STATED PROBLEM
From the line containing "Read out every word on this page." to the end of the data, retype every line exactly and nothing else. Drop the pictures.

-- BEGIN INFORMATION SHOWN --

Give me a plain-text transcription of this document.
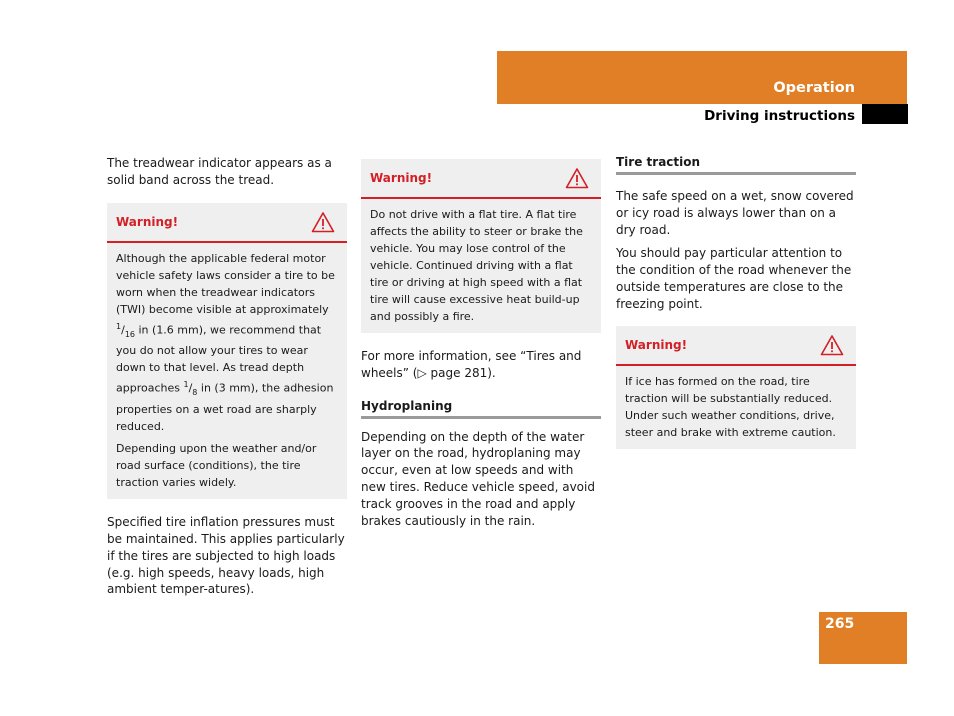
Operation
Driving instructions

The treadwear indicator appears as a solid band across the tread.

Warning!

Although the applicable federal motor vehicle safety laws consider a tire to be worn when the treadwear indicators (TWI) become visible at approximately $^1/_{16}$ in (1.6 mm), we recommend that you do not allow your tires to wear down to that level. As tread depth approaches $^1/_8$ in (3 mm), the adhesion properties on a wet road are sharply reduced.

Depending upon the weather and/or road surface (conditions), the tire traction varies widely.

Specified tire inflation pressures must be maintained. This applies particularly if the tires are subjected to high loads (e.g. high speeds, heavy loads, high ambient temper-atures).

Warning!

Do not drive with a flat tire. A flat tire affects the ability to steer or brake the vehicle. You may lose control of the vehicle. Continued driving with a flat tire or driving at high speed with a flat tire will cause excessive heat build-up and possibly a fire.

For more information, see “Tires and wheels” (▷ page 281).

Hydroplaning

Depending on the depth of the water layer on the road, hydroplaning may occur, even at low speeds and with new tires. Reduce vehicle speed, avoid track grooves in the road and apply brakes cautiously in the rain.

Tire traction

The safe speed on a wet, snow covered or icy road is always lower than on a dry road.

You should pay particular attention to the condition of the road whenever the outside temperatures are close to the freezing point.

Warning!

If ice has formed on the road, tire traction will be substantially reduced. Under such weather conditions, drive, steer and brake with extreme caution.

265
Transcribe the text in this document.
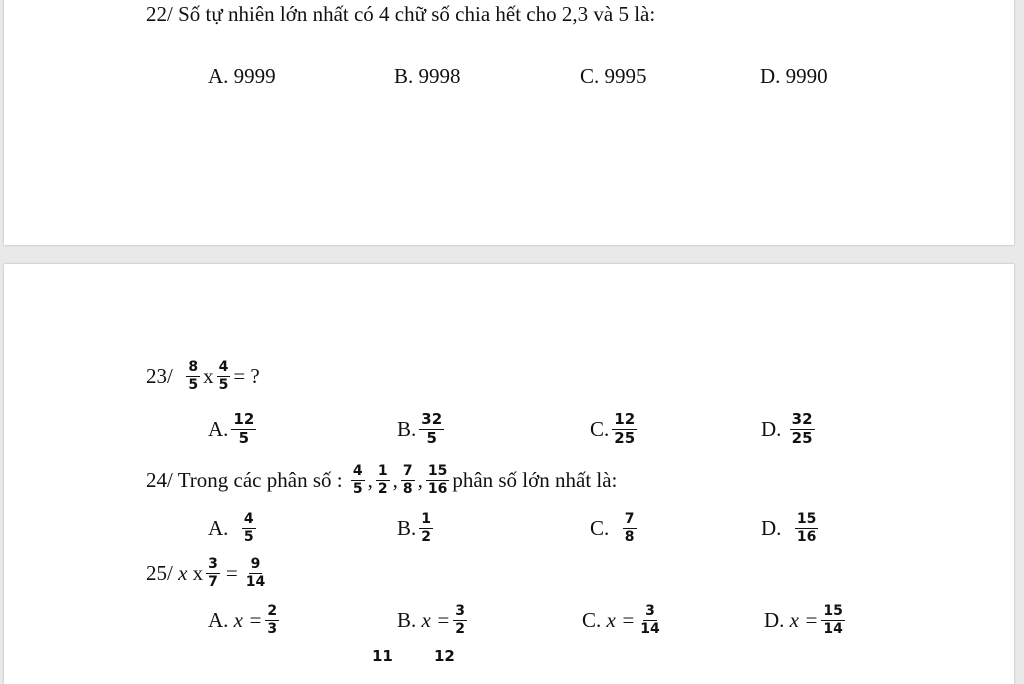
22/ Số tự nhiên lớn nhất có 4 chữ số chia hết cho 2,3 và 5 là:
A.
9999	B.
9998	C.
9995	D.
9990
23/
$\frac{8}{5}$ x $\frac{4}{5}$ = ?
A. $\frac{12}{5}$	B. $\frac{32}{5}$	C. $\frac{12}{25}$	D.
$\frac{32}{25}$
24/ Trong các phân số :
$\frac{4}{5}$ , $\frac{1}{2}$ , $\frac{7}{8}$ , $\frac{15}{16}$ phân số lớn nhất là:
A.
$\frac{4}{5}$	B. $\frac{1}{2}$	C.
$\frac{7}{8}$	D.
$\frac{15}{16}$
25/
x
x $\frac{3}{7} = \frac{9}{14}$
A.
$x = \frac{2}{3}$	B.
$x = \frac{3}{2}$	C.
$x = \frac{3}{14}$	D.
$x = \frac{15}{14}$
11	12
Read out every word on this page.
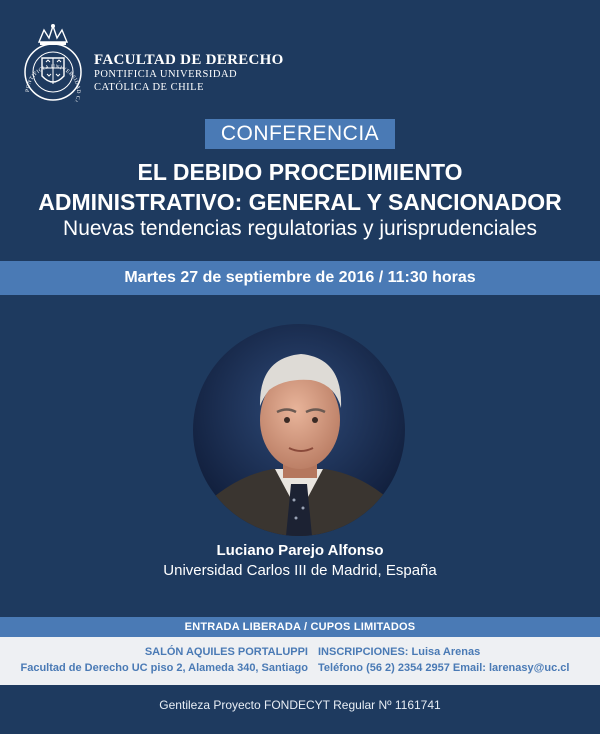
PONTIFICIA UNIVERSIDAD CA
FACULTAD DE DERECHO
PONTIFICIA UNIVERSIDAD
CATÓLICA DE CHILE
CONFERENCIA
EL DEBIDO PROCEDIMIENTO
ADMINISTRATIVO: GENERAL Y SANCIONADOR
Nuevas tendencias regulatorias y jurisprudenciales
Martes 27 de septiembre de 2016 / 11:30 horas
Luciano Parejo Alfonso
Universidad Carlos III de Madrid, España
ENTRADA LIBERADA / CUPOS LIMITADOS
SALÓN AQUILES PORTALUPPI
Facultad de Derecho UC piso 2, Alameda 340, Santiago
INSCRIPCIONES: Luisa Arenas
Teléfono (56 2) 2354 2957 Email: larenasy@uc.cl
Gentileza Proyecto FONDECYT Regular Nº 1161741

-- END INFORMATION SHOWN --

WRITTEN SOLUTION
Read out every word on this page.
PONTIFICIA UNIVERSIDAD CA
FACULTAD DE DERECHO
PONTIFICIA UNIVERSIDAD
CATÓLICA DE CHILE
CONFERENCIA
EL DEBIDO PROCEDIMIENTO
ADMINISTRATIVO: GENERAL Y SANCIONADOR
Nuevas tendencias regulatorias y jurisprudenciales
Martes 27 de septiembre de 2016 / 11:30 horas
Luciano Parejo Alfonso
Universidad Carlos III de Madrid, España
ENTRADA LIBERADA / CUPOS LIMITADOS
SALÓN AQUILES PORTALUPPI
Facultad de Derecho UC piso 2, Alameda 340, Santiago
INSCRIPCIONES: Luisa Arenas
Teléfono (56 2) 2354 2957 Email: larenasy@uc.cl
Gentileza Proyecto FONDECYT Regular Nº 1161741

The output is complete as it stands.